STATED TASK:
Gather all lines from the material that contain the word "JSON".

======== EXCERPTED RECORDS

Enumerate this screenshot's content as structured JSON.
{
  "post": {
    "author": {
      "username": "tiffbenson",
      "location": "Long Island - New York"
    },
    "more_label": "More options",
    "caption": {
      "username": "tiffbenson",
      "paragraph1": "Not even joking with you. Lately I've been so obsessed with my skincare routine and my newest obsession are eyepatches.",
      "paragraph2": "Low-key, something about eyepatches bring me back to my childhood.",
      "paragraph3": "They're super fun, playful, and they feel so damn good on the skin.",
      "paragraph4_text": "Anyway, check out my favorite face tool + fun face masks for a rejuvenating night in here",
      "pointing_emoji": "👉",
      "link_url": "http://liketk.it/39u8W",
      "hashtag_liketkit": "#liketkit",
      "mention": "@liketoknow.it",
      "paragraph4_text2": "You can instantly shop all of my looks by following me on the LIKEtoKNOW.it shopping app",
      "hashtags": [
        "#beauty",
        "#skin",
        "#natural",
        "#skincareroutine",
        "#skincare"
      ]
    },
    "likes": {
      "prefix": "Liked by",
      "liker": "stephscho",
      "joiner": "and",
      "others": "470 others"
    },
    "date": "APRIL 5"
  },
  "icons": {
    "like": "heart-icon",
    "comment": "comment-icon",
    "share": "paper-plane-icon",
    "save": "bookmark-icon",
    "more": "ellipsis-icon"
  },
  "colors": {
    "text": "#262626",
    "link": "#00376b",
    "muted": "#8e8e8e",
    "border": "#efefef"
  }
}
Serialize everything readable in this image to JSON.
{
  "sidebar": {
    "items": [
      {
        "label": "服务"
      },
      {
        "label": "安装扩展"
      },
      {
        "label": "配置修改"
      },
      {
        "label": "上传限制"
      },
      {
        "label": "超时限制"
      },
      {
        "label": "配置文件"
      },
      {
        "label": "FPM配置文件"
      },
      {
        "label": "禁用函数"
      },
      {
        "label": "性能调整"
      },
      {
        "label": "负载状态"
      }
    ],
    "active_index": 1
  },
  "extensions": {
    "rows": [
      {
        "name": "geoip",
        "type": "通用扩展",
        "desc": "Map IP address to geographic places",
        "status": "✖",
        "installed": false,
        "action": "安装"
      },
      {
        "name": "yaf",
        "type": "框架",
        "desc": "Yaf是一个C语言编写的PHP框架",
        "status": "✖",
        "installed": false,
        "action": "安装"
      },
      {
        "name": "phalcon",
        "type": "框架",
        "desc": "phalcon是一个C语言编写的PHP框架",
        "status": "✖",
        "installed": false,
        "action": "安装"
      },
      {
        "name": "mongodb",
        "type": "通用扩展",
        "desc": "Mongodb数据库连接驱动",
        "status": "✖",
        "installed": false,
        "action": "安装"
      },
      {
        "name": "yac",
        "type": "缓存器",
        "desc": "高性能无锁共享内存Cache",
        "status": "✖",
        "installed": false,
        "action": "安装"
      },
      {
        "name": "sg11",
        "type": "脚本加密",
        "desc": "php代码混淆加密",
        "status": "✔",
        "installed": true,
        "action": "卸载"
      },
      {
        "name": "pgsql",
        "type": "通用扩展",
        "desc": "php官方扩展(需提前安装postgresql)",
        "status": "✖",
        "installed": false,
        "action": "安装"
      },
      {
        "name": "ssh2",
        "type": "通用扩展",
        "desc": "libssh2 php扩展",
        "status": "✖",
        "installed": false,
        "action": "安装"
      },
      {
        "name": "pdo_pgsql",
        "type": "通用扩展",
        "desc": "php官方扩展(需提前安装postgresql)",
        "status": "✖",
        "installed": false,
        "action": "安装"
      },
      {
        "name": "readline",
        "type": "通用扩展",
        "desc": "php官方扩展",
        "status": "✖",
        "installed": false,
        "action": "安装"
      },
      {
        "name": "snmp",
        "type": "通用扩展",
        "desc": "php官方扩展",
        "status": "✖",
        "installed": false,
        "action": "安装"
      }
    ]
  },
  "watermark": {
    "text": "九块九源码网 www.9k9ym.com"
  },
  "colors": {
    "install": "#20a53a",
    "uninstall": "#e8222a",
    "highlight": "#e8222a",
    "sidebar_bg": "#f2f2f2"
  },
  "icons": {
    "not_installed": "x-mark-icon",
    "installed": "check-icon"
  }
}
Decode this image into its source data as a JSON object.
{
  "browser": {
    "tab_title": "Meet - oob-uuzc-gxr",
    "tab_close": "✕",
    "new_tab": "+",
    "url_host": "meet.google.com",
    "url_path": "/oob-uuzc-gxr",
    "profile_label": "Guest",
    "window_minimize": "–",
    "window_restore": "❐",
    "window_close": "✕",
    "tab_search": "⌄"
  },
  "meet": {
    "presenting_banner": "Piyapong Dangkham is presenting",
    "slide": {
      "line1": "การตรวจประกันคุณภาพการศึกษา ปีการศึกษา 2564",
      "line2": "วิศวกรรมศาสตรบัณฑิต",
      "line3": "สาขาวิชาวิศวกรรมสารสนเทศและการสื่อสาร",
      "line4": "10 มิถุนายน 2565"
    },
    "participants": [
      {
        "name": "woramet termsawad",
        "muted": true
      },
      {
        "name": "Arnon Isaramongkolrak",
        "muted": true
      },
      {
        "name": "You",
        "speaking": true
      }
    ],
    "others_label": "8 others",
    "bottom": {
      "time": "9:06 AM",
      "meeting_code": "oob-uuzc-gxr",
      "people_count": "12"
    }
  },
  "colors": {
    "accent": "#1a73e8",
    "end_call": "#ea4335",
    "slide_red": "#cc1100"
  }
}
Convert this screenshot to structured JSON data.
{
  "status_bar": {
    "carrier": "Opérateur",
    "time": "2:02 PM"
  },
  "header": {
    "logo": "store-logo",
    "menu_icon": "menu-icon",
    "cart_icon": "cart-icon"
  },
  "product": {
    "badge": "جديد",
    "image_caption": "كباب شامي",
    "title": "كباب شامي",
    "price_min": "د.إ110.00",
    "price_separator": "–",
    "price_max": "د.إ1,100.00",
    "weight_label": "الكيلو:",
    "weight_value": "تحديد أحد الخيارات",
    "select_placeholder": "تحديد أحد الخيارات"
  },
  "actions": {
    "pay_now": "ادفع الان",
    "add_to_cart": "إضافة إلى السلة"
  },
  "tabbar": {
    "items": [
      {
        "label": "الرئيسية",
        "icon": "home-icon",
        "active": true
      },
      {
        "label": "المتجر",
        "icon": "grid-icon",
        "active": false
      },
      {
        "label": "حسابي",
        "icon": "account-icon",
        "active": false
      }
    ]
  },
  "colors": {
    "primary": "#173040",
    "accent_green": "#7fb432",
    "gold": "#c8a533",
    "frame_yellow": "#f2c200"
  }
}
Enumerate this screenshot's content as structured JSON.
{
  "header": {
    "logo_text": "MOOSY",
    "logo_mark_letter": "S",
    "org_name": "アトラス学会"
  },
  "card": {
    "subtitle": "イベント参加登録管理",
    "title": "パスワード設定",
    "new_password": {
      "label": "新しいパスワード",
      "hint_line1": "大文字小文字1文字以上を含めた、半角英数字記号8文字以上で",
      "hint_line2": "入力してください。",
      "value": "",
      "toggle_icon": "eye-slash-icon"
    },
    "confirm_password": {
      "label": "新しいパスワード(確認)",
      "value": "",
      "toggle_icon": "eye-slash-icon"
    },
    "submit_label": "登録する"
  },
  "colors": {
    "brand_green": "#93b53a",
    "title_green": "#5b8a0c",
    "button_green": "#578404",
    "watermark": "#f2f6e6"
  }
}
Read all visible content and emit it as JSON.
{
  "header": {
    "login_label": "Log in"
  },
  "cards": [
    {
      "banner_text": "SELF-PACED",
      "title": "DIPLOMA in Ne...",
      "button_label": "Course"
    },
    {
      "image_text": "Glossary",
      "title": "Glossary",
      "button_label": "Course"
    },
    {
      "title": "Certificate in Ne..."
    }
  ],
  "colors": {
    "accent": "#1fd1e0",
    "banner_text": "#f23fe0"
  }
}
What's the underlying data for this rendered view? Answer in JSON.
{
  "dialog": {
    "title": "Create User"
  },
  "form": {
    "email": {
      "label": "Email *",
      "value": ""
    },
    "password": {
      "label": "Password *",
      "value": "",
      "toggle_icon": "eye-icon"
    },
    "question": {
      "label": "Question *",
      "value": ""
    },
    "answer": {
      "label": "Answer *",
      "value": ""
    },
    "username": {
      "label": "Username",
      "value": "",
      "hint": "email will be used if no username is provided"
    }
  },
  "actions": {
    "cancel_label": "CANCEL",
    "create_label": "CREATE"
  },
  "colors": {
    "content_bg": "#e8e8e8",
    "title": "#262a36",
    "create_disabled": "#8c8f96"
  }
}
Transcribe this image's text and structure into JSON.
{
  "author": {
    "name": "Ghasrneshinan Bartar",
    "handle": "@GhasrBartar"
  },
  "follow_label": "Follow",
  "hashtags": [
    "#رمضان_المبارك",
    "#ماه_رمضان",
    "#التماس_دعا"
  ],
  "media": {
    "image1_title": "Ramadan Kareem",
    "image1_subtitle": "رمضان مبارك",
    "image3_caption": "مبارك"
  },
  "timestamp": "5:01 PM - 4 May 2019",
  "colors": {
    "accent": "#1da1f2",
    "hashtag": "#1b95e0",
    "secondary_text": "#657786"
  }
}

================

RESPONSE:
Enumerate this screenshot's content as structured JSON.
Serialize everything readable in this image to JSON.
Decode this image into its source data as a JSON object.
Convert this screenshot to structured JSON data.
Enumerate this screenshot's content as structured JSON.
Read all visible content and emit it as JSON.
What's the underlying data for this rendered view? Answer in JSON.
Transcribe this image's text and structure into JSON.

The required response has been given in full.